(Stored data entries)

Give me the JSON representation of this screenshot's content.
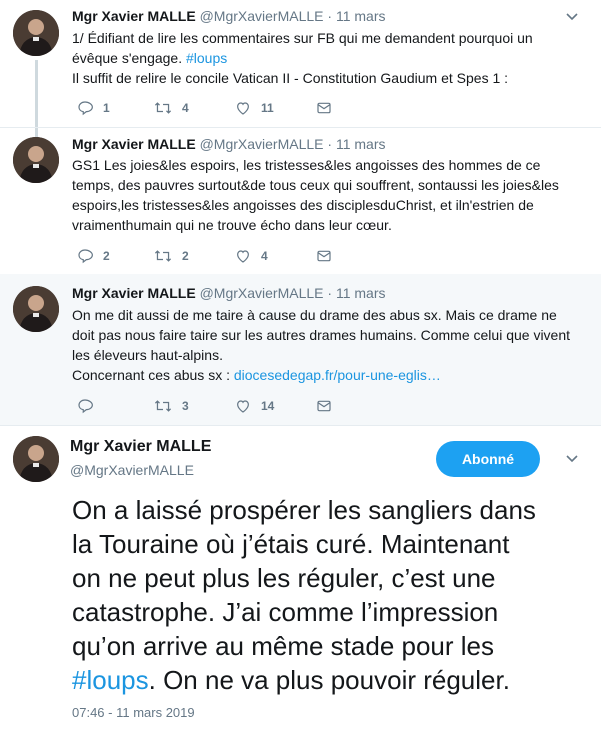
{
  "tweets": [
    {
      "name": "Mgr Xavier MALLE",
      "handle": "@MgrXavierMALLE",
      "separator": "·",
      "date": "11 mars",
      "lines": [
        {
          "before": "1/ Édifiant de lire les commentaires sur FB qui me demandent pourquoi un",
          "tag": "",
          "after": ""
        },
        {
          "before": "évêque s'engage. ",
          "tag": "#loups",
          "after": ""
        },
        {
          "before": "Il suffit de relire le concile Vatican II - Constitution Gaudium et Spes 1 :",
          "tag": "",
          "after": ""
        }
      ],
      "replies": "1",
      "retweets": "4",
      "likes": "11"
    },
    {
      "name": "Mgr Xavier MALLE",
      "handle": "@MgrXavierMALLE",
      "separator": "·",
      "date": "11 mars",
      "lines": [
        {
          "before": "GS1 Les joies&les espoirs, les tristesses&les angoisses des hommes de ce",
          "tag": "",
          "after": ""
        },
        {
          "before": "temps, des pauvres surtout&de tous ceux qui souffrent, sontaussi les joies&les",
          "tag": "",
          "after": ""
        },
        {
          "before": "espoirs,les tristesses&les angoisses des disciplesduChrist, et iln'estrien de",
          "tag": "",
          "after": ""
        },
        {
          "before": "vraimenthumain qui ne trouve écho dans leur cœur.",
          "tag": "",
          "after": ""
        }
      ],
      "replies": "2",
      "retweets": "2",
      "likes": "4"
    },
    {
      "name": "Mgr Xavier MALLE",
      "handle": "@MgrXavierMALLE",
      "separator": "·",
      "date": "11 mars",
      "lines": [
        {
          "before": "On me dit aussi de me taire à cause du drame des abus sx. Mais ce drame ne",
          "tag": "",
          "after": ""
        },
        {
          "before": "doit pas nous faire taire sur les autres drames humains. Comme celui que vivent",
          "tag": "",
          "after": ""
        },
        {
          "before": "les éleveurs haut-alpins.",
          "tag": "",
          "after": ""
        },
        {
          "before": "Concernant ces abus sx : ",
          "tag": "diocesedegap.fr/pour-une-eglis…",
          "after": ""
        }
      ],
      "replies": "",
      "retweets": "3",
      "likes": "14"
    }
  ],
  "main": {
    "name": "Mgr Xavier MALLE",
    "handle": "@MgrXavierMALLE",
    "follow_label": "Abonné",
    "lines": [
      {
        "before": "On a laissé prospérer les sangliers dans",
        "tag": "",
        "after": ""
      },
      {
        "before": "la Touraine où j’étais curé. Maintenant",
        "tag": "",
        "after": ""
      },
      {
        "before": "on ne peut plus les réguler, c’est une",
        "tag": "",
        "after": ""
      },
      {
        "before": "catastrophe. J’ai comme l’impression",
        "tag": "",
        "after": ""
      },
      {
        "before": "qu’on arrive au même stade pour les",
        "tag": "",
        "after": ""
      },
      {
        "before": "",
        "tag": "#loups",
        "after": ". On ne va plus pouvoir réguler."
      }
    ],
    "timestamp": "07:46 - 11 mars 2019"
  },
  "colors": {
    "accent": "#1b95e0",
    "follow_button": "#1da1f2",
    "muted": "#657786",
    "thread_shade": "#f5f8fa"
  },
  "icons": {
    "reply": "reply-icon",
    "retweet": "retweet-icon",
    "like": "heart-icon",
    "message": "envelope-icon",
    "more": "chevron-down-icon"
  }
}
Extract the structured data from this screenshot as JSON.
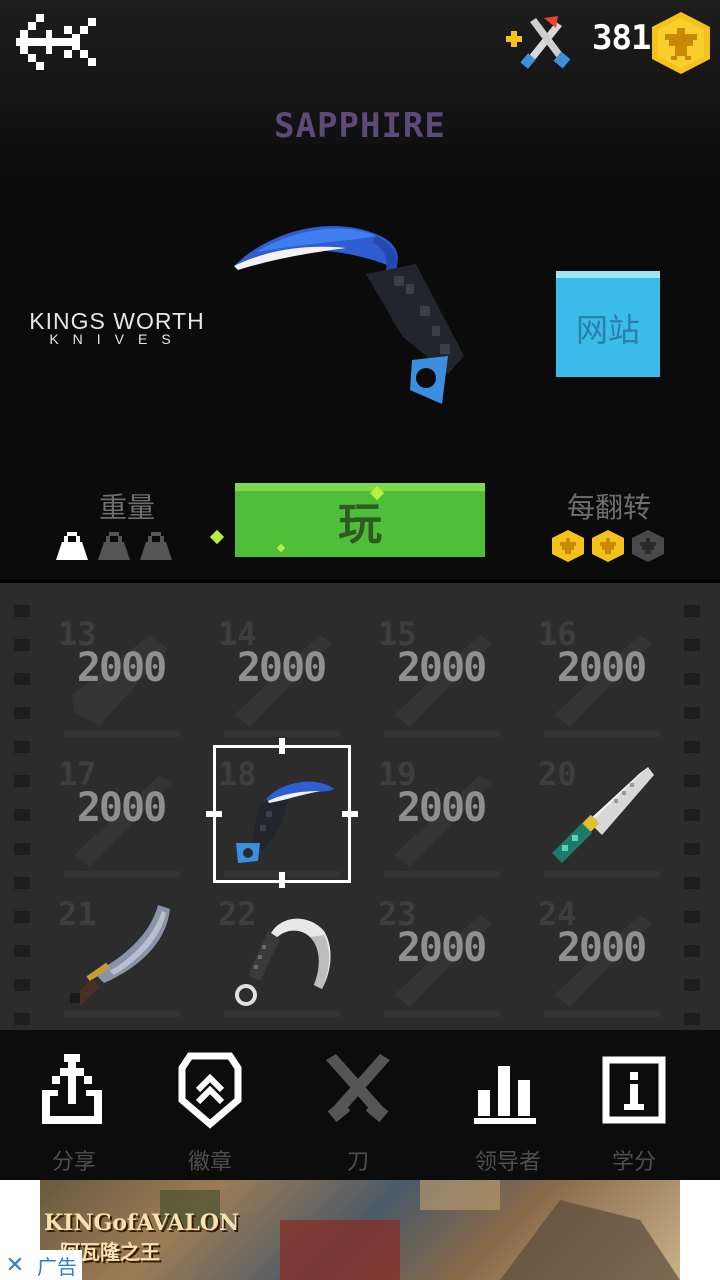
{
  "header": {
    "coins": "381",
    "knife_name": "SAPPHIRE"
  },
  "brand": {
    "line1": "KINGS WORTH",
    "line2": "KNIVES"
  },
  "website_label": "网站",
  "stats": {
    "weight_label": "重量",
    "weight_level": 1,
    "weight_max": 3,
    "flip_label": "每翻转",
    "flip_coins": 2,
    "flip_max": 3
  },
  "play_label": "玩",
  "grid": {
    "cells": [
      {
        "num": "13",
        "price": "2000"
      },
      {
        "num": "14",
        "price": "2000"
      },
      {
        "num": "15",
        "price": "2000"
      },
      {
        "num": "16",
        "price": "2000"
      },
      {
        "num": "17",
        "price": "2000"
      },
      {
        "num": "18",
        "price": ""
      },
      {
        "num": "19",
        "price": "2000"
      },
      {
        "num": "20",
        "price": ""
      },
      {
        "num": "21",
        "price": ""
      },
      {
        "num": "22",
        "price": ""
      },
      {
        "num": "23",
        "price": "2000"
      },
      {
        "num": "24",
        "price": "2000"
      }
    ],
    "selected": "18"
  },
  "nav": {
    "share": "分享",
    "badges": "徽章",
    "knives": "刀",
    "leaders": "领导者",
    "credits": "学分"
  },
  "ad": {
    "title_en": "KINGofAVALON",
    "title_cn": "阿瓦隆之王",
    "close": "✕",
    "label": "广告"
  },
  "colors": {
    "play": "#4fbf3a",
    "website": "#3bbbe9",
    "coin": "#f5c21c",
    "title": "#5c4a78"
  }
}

**WHAT IS EXPECTED:** Set down the complete material exactly, but do not include the images.

**ANSWER TO THE PROBLEM:**
Give me the JSON representation of this screenshot's content.
{
  "tweets": [
    {
      "name": "Mgr Xavier MALLE",
      "handle": "@MgrXavierMALLE",
      "separator": "·",
      "date": "11 mars",
      "lines": [
        {
          "before": "1/ Édifiant de lire les commentaires sur FB qui me demandent pourquoi un",
          "tag": "",
          "after": ""
        },
        {
          "before": "évêque s'engage. ",
          "tag": "#loups",
          "after": ""
        },
        {
          "before": "Il suffit de relire le concile Vatican II - Constitution Gaudium et Spes 1 :",
          "tag": "",
          "after": ""
        }
      ],
      "replies": "1",
      "retweets": "4",
      "likes": "11"
    },
    {
      "name": "Mgr Xavier MALLE",
      "handle": "@MgrXavierMALLE",
      "separator": "·",
      "date": "11 mars",
      "lines": [
        {
          "before": "GS1 Les joies&les espoirs, les tristesses&les angoisses des hommes de ce",
          "tag": "",
          "after": ""
        },
        {
          "before": "temps, des pauvres surtout&de tous ceux qui souffrent, sontaussi les joies&les",
          "tag": "",
          "after": ""
        },
        {
          "before": "espoirs,les tristesses&les angoisses des disciplesduChrist, et iln'estrien de",
          "tag": "",
          "after": ""
        },
        {
          "before": "vraimenthumain qui ne trouve écho dans leur cœur.",
          "tag": "",
          "after": ""
        }
      ],
      "replies": "2",
      "retweets": "2",
      "likes": "4"
    },
    {
      "name": "Mgr Xavier MALLE",
      "handle": "@MgrXavierMALLE",
      "separator": "·",
      "date": "11 mars",
      "lines": [
        {
          "before": "On me dit aussi de me taire à cause du drame des abus sx. Mais ce drame ne",
          "tag": "",
          "after": ""
        },
        {
          "before": "doit pas nous faire taire sur les autres drames humains. Comme celui que vivent",
          "tag": "",
          "after": ""
        },
        {
          "before": "les éleveurs haut-alpins.",
          "tag": "",
          "after": ""
        },
        {
          "before": "Concernant ces abus sx : ",
          "tag": "diocesedegap.fr/pour-une-eglis…",
          "after": ""
        }
      ],
      "replies": "",
      "retweets": "3",
      "likes": "14"
    }
  ],
  "main": {
    "name": "Mgr Xavier MALLE",
    "handle": "@MgrXavierMALLE",
    "follow_label": "Abonné",
    "lines": [
      {
        "before": "On a laissé prospérer les sangliers dans",
        "tag": "",
        "after": ""
      },
      {
        "before": "la Touraine où j’étais curé. Maintenant",
        "tag": "",
        "after": ""
      },
      {
        "before": "on ne peut plus les réguler, c’est une",
        "tag": "",
        "after": ""
      },
      {
        "before": "catastrophe. J’ai comme l’impression",
        "tag": "",
        "after": ""
      },
      {
        "before": "qu’on arrive au même stade pour les",
        "tag": "",
        "after": ""
      },
      {
        "before": "",
        "tag": "#loups",
        "after": ". On ne va plus pouvoir réguler."
      }
    ],
    "timestamp": "07:46 - 11 mars 2019"
  },
  "colors": {
    "accent": "#1b95e0",
    "follow_button": "#1da1f2",
    "muted": "#657786",
    "thread_shade": "#f5f8fa"
  },
  "icons": {
    "reply": "reply-icon",
    "retweet": "retweet-icon",
    "like": "heart-icon",
    "message": "envelope-icon",
    "more": "chevron-down-icon"
  }
}
Extract the structured data from this screenshot as JSON.
{
  "header": {
    "coins": "381",
    "knife_name": "SAPPHIRE"
  },
  "brand": {
    "line1": "KINGS WORTH",
    "line2": "KNIVES"
  },
  "website_label": "网站",
  "stats": {
    "weight_label": "重量",
    "weight_level": 1,
    "weight_max": 3,
    "flip_label": "每翻转",
    "flip_coins": 2,
    "flip_max": 3
  },
  "play_label": "玩",
  "grid": {
    "cells": [
      {
        "num": "13",
        "price": "2000"
      },
      {
        "num": "14",
        "price": "2000"
      },
      {
        "num": "15",
        "price": "2000"
      },
      {
        "num": "16",
        "price": "2000"
      },
      {
        "num": "17",
        "price": "2000"
      },
      {
        "num": "18",
        "price": ""
      },
      {
        "num": "19",
        "price": "2000"
      },
      {
        "num": "20",
        "price": ""
      },
      {
        "num": "21",
        "price": ""
      },
      {
        "num": "22",
        "price": ""
      },
      {
        "num": "23",
        "price": "2000"
      },
      {
        "num": "24",
        "price": "2000"
      }
    ],
    "selected": "18"
  },
  "nav": {
    "share": "分享",
    "badges": "徽章",
    "knives": "刀",
    "leaders": "领导者",
    "credits": "学分"
  },
  "ad": {
    "title_en": "KINGofAVALON",
    "title_cn": "阿瓦隆之王",
    "close": "✕",
    "label": "广告"
  },
  "colors": {
    "play": "#4fbf3a",
    "website": "#3bbbe9",
    "coin": "#f5c21c",
    "title": "#5c4a78"
  }
}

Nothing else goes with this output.